-- Start Entries provided --

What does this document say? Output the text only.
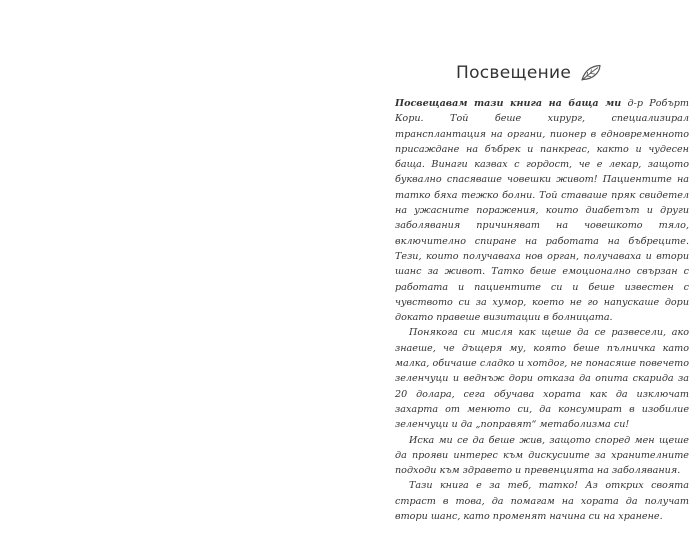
Посвещение

Посвещавам тази книга на баща ми д-р Робърт Кори. Той беше хирург, специализирал трансплантация на органи, пионер в едновременното присаждане на бъбрек и панкреас, както и чудесен баща. Винаги казвах с гордост, че е лекар, защото буквално спасяваше човешки живот! Пациентите на татко бяха тежко болни. Той ставаше пряк свидетел на ужасните поражения, които диабетът и други заболявания причиняват на човешкото тяло, включително спиране на работата на бъбреците. Тези, които получаваха нов орган, получаваха и втори шанс за живот. Татко беше емоционално свързан с работата и пациентите си и беше известен с чувството си за хумор, което не го напускаше дори докато правеше визитации в болницата.

Понякога си мисля как щеше да се развесели, ако знаеше, че дъщеря му, която беше пълничка като малка, обичаше сладко и хотдог, не понасяше повечето зеленчуци и веднъж дори отказа да опита скарида за 20 долара, сега обучава хората как да изключат захарта от менюто си, да консумират в изобилие зеленчуци и да „поправят“ метаболизма си!

Иска ми се да беше жив, защото според мен щеше да прояви интерес към дискусиите за хранителните подходи към здравето и превенцията на заболявания.

Тази книга е за теб, татко! Аз открих своята страст в това, да помагам на хората да получат втори шанс, като променят начина си на хранене.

-- End Entries provided --

Directions: Show every line of the listing in which the string "щеше" can be found.

Response:
Понякога си мисля как щеше да се развесели, ако знаеше, че дъщеря му, която беше пълничка като малка, обичаше сладко и хотдог, не понасяше повечето зеленчуци и веднъж дори отказа да опита скарида за 20 долара, сега обучава хората как да изключат захарта от менюто си, да консумират в изобилие зеленчуци и да „поправят“ метаболизма си!
Иска ми се да беше жив, защото според мен щеше да прояви интерес към дискусиите за хранителните подходи към здравето и превенцията на заболявания.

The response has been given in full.